• Aim of the task: Put the lines between the one holding "I need the location" and the one holding "bottom-y-tick-label: −0.015 <box>83", inclusive, into a numbered list with blank lines dropped. Leave the pictures out.

• Provided records:
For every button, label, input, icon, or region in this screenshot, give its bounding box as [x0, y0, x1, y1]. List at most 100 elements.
---
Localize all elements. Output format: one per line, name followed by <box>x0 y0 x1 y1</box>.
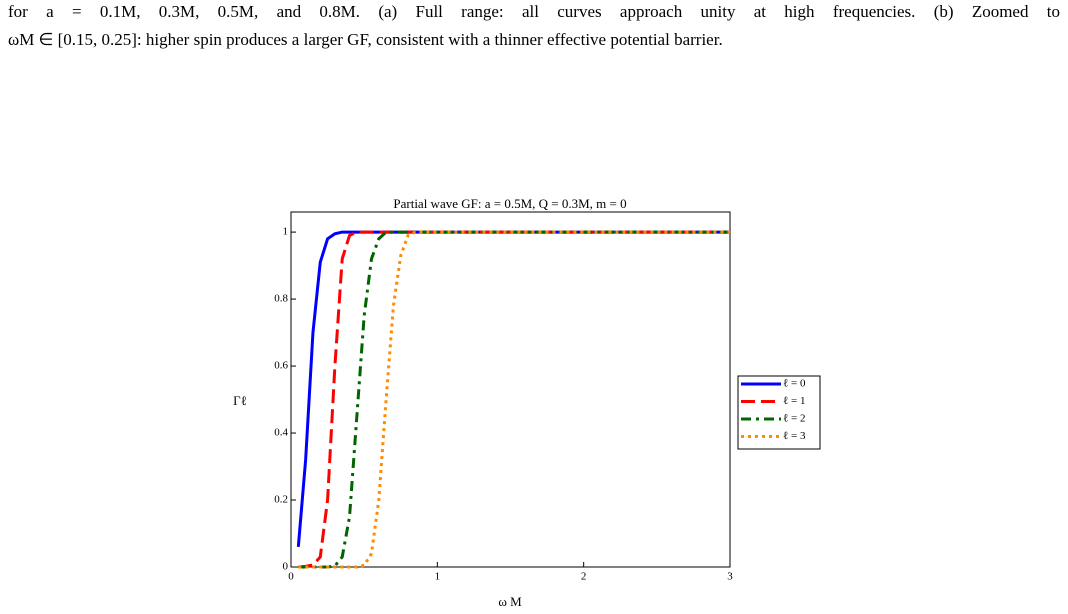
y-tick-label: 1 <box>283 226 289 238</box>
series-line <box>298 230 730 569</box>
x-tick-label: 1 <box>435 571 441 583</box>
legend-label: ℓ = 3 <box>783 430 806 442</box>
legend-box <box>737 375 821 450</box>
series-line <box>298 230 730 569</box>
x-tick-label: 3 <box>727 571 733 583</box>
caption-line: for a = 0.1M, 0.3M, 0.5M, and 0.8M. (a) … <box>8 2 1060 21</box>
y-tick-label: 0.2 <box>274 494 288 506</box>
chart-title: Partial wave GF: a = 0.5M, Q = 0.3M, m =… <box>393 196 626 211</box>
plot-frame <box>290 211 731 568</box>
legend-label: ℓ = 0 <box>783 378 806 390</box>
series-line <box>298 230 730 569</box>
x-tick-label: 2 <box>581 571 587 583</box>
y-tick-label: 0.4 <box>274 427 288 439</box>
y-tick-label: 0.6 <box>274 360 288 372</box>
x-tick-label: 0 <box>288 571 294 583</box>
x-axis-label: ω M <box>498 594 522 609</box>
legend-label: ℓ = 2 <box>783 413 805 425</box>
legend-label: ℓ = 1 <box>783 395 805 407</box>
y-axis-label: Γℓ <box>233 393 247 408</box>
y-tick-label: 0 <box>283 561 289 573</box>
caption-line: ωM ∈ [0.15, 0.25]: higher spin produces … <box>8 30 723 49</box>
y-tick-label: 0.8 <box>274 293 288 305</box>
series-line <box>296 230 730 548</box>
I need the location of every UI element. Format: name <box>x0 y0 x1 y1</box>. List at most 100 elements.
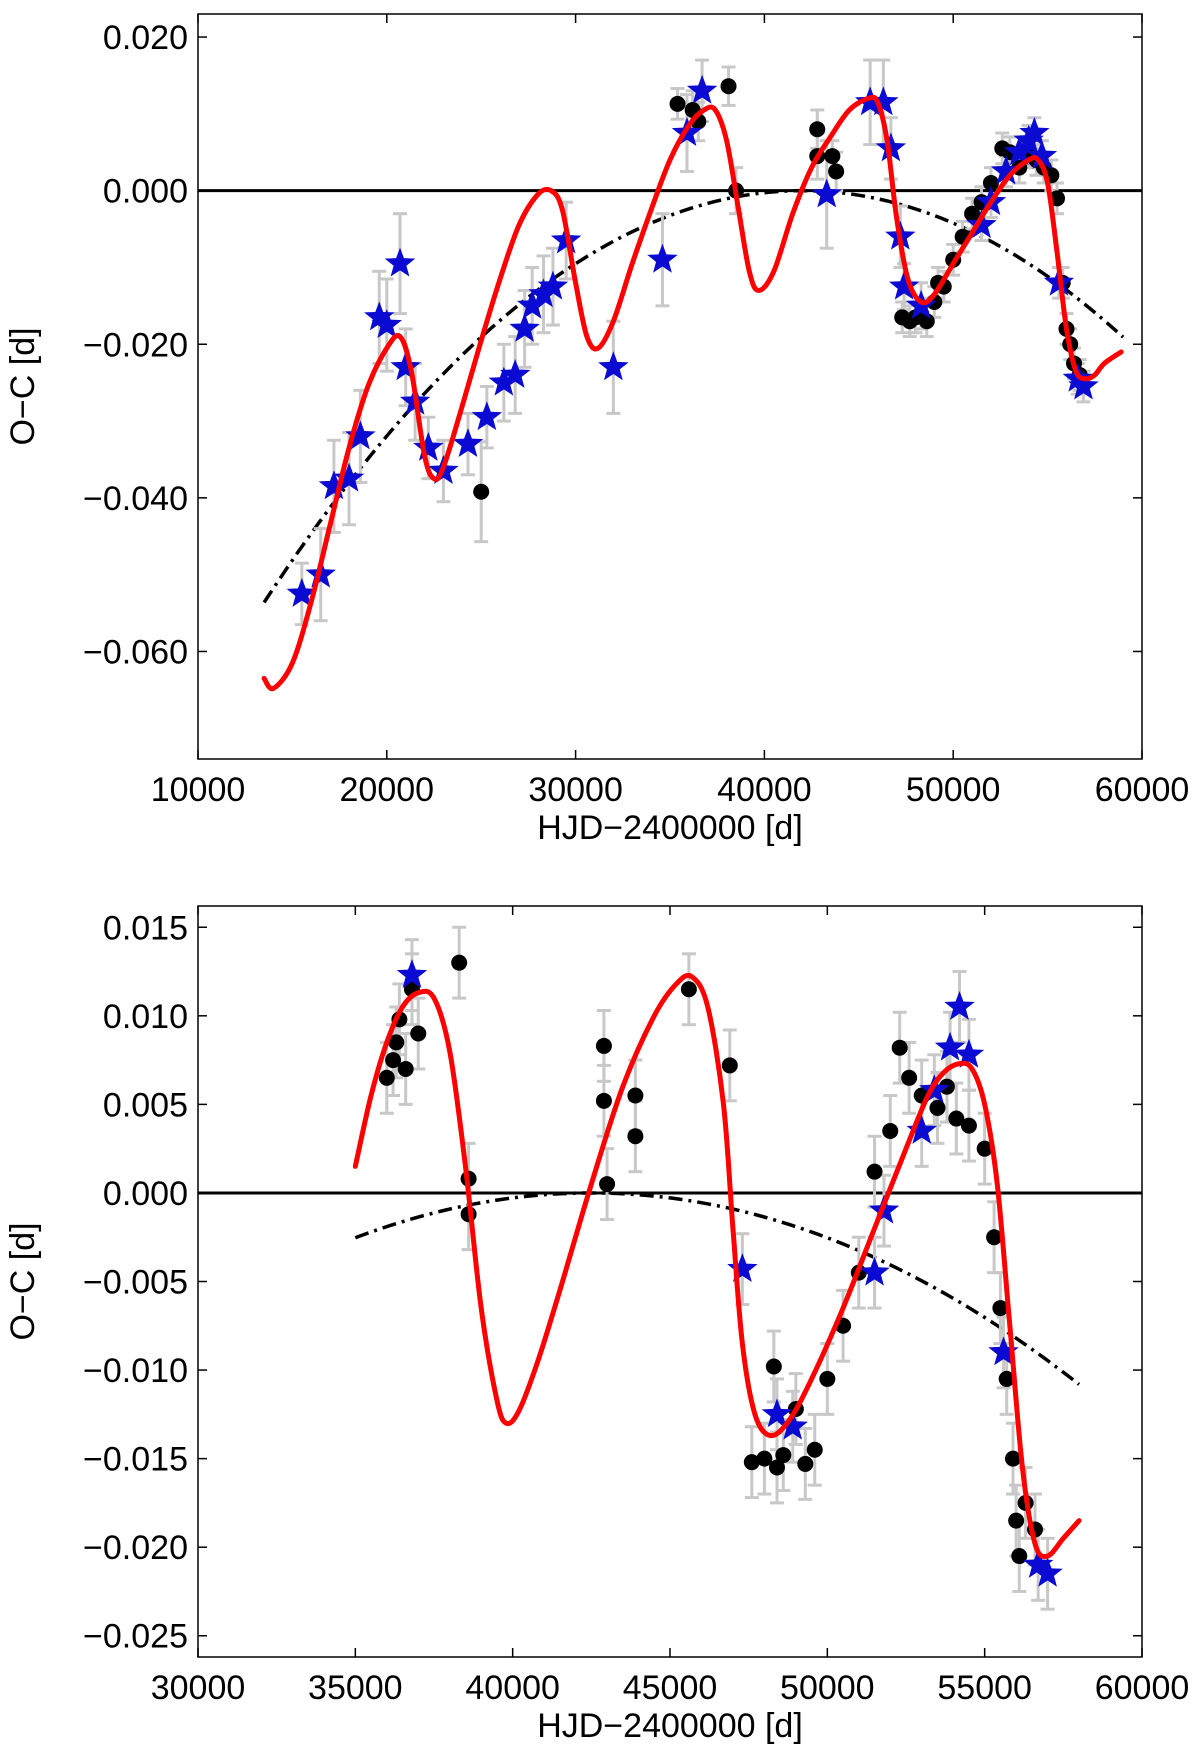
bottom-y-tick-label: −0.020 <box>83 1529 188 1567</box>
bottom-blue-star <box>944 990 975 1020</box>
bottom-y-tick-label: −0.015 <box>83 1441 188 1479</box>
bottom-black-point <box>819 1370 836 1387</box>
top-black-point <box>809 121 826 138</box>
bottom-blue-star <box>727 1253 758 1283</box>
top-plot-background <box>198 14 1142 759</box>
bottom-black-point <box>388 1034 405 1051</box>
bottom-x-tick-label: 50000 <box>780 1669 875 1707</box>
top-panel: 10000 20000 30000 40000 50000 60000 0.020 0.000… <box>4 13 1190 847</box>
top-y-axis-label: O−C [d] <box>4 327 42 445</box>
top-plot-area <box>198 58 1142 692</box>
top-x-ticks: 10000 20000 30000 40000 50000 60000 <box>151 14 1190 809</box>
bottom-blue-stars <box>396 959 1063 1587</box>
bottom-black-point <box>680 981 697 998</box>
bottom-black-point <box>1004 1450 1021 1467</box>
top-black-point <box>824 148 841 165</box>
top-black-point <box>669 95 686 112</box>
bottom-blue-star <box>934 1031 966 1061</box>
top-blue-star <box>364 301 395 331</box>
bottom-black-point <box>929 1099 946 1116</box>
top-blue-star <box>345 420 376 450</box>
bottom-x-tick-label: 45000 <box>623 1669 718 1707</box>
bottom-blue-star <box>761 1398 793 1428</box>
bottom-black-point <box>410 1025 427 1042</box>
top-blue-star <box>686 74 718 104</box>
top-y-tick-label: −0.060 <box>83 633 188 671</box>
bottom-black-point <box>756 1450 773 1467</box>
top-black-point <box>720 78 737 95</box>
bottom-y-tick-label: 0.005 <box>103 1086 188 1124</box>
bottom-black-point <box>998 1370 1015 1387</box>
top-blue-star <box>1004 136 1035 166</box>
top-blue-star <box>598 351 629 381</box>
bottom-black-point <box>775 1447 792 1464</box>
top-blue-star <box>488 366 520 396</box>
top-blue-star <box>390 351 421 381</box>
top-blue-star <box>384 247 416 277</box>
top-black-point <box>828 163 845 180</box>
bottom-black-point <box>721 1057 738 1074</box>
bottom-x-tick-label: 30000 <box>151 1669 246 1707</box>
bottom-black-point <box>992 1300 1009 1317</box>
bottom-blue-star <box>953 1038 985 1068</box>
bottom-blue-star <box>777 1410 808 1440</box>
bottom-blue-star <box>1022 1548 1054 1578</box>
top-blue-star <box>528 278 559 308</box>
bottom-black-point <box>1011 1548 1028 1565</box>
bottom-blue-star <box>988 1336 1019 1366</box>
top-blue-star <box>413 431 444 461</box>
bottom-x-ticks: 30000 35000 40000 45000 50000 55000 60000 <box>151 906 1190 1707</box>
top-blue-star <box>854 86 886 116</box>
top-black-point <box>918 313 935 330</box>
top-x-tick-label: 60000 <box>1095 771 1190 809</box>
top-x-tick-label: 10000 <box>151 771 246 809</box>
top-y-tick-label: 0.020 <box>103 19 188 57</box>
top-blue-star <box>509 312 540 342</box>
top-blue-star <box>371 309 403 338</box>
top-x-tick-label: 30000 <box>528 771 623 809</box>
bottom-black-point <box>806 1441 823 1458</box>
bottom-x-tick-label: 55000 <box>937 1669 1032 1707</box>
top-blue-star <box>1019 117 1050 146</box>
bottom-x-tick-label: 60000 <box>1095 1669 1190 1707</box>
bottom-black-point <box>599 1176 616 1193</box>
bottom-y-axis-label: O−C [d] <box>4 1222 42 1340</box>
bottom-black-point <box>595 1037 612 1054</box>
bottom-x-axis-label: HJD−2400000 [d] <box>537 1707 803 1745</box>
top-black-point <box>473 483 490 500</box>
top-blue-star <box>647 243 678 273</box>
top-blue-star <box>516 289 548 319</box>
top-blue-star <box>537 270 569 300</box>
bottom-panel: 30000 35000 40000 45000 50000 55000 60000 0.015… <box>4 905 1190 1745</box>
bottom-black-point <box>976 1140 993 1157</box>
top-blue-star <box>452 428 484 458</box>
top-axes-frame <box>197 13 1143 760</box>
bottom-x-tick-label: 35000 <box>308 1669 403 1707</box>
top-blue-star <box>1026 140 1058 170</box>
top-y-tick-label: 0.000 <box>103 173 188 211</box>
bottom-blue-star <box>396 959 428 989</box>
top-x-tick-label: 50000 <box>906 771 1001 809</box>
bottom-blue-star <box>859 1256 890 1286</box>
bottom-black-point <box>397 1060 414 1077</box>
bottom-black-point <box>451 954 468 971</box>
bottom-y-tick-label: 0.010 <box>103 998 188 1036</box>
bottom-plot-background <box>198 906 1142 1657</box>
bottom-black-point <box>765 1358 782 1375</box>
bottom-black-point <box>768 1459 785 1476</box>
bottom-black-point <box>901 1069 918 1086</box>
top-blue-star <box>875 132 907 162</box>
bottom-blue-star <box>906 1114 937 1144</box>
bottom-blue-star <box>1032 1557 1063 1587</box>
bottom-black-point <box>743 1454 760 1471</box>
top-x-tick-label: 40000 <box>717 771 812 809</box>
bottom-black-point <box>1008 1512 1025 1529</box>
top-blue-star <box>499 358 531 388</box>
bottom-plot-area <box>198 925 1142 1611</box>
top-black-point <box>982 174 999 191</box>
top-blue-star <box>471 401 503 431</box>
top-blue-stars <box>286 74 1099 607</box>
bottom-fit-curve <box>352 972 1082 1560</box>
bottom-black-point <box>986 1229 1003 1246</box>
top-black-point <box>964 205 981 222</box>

• Task output:
1. I need the location of every UI element. Format: name <box>x0 y0 x1 y1</box>. List at most 100 elements.
2. bottom-y-tick-label: −0.020 <box>83 1529 188 1567</box>
3. bottom-blue-star <box>944 990 975 1020</box>
4. bottom-y-tick-label: −0.015 <box>83 1441 188 1479</box>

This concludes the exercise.